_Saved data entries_
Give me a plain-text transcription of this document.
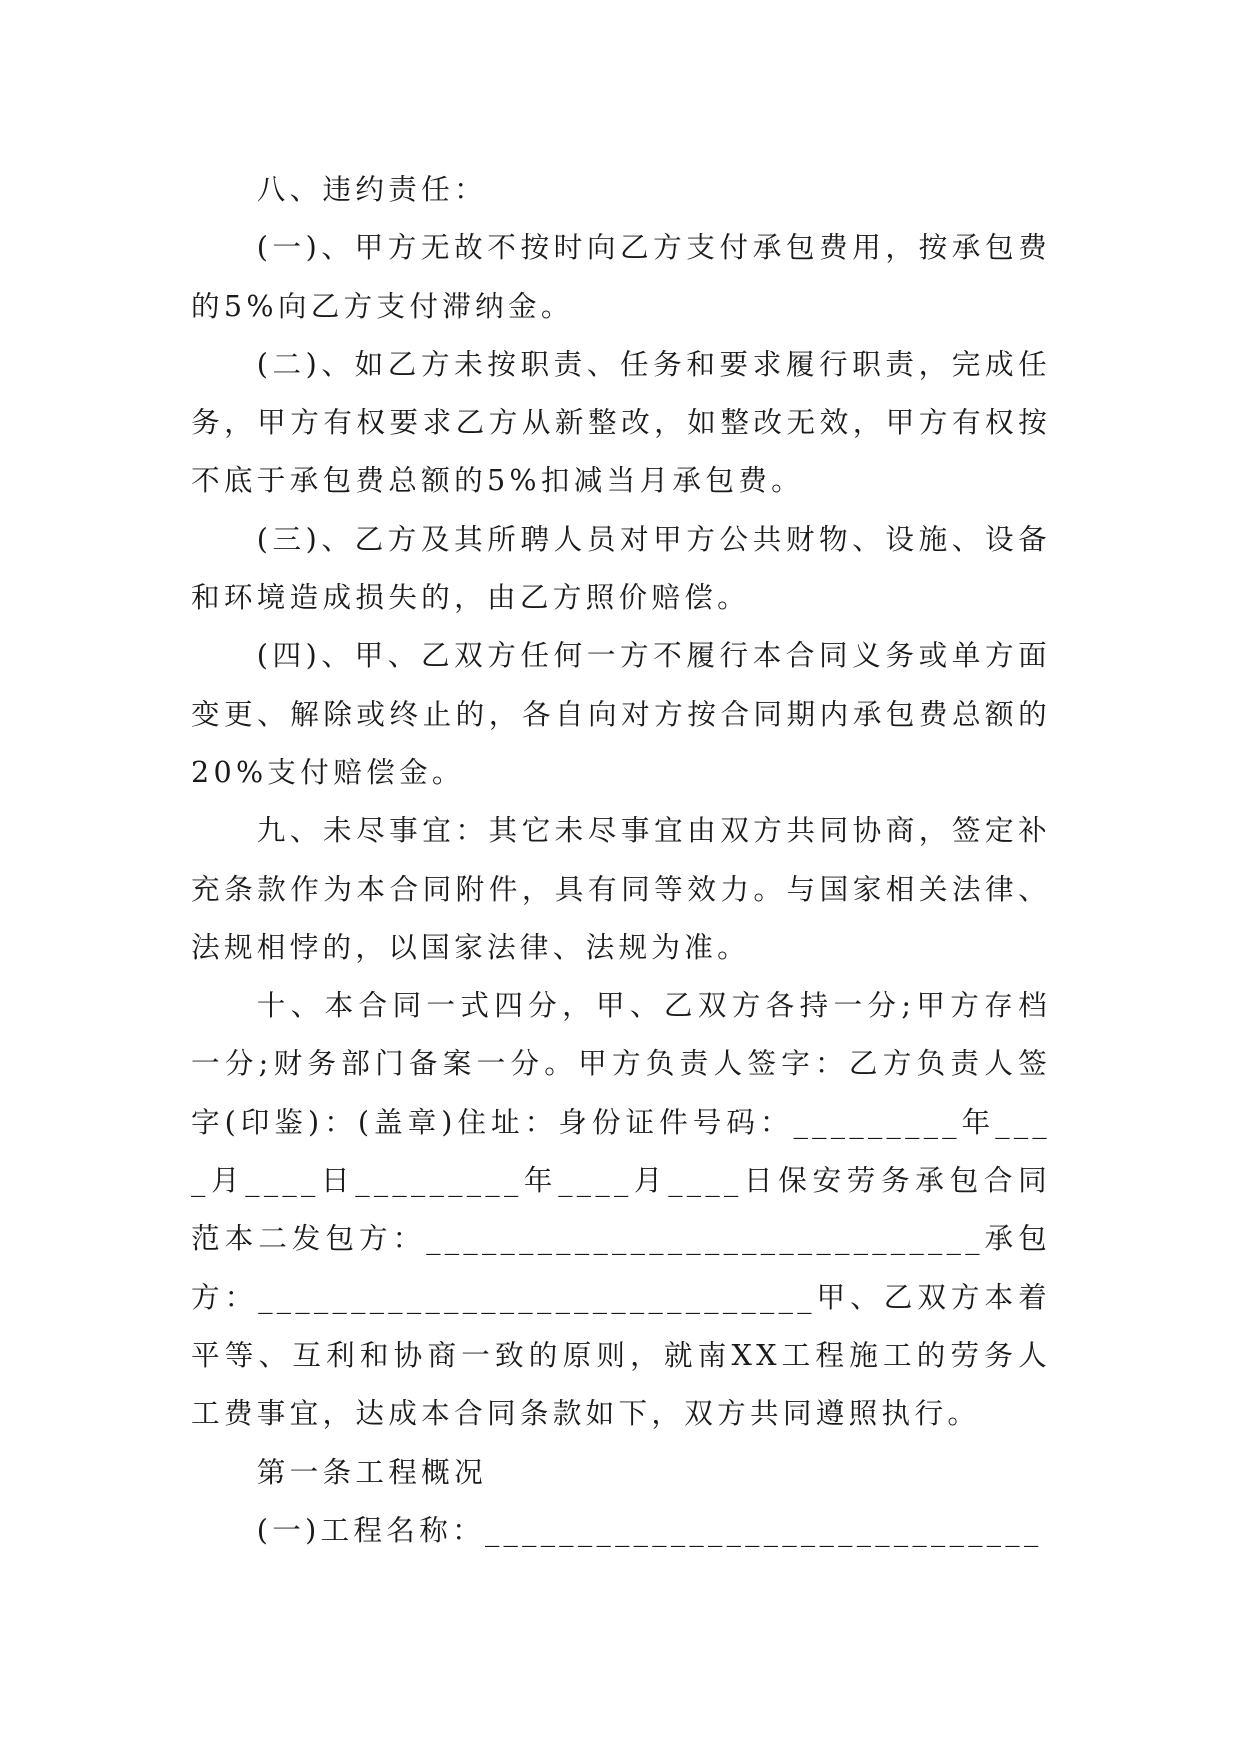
八、违约责任：

(一)、甲方无故不按时向乙方支付承包费用，按承包费的5%向乙方支付滞纳金。

(二)、如乙方未按职责、任务和要求履行职责，完成任务，甲方有权要求乙方从新整改，如整改无效，甲方有权按不底于承包费总额的5%扣减当月承包费。

(三)、乙方及其所聘人员对甲方公共财物、设施、设备和环境造成损失的，由乙方照价赔偿。

(四)、甲、乙双方任何一方不履行本合同义务或单方面变更、解除或终止的，各自向对方按合同期内承包费总额的20%支付赔偿金。

九、未尽事宜：其它未尽事宜由双方共同协商，签定补充条款作为本合同附件，具有同等效力。与国家相关法律、法规相悖的，以国家法律、法规为准。

十、本合同一式四分，甲、乙双方各持一分;甲方存档一分;财务部门备案一分。甲方负责人签字：乙方负责人签字(印鉴)：(盖章)住址：身份证件号码：_________年____月____日_________年____月____日保安劳务承包合同范本二发包方：______________________________承包方：______________________________甲、乙双方本着平等、互利和协商一致的原则，就南XX工程施工的劳务人工费事宜，达成本合同条款如下，双方共同遵照执行。

第一条工程概况

(一)工程名称：______________________________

_The task_
Write out the listing word for word, omitting the pictures it holds.

_Reply_
Give me a plain-text transcription of this document.
八、违约责任：

(一)、甲方无故不按时向乙方支付承包费用，按承包费的5%向乙方支付滞纳金。

(二)、如乙方未按职责、任务和要求履行职责，完成任务，甲方有权要求乙方从新整改，如整改无效，甲方有权按不底于承包费总额的5%扣减当月承包费。

(三)、乙方及其所聘人员对甲方公共财物、设施、设备和环境造成损失的，由乙方照价赔偿。

(四)、甲、乙双方任何一方不履行本合同义务或单方面变更、解除或终止的，各自向对方按合同期内承包费总额的20%支付赔偿金。

九、未尽事宜：其它未尽事宜由双方共同协商，签定补充条款作为本合同附件，具有同等效力。与国家相关法律、法规相悖的，以国家法律、法规为准。

十、本合同一式四分，甲、乙双方各持一分;甲方存档一分;财务部门备案一分。甲方负责人签字：乙方负责人签字(印鉴)：(盖章)住址：身份证件号码：_________年____月____日_________年____月____日保安劳务承包合同范本二发包方：______________________________承包方：______________________________甲、乙双方本着平等、互利和协商一致的原则，就南XX工程施工的劳务人工费事宜，达成本合同条款如下，双方共同遵照执行。

第一条工程概况

(一)工程名称：______________________________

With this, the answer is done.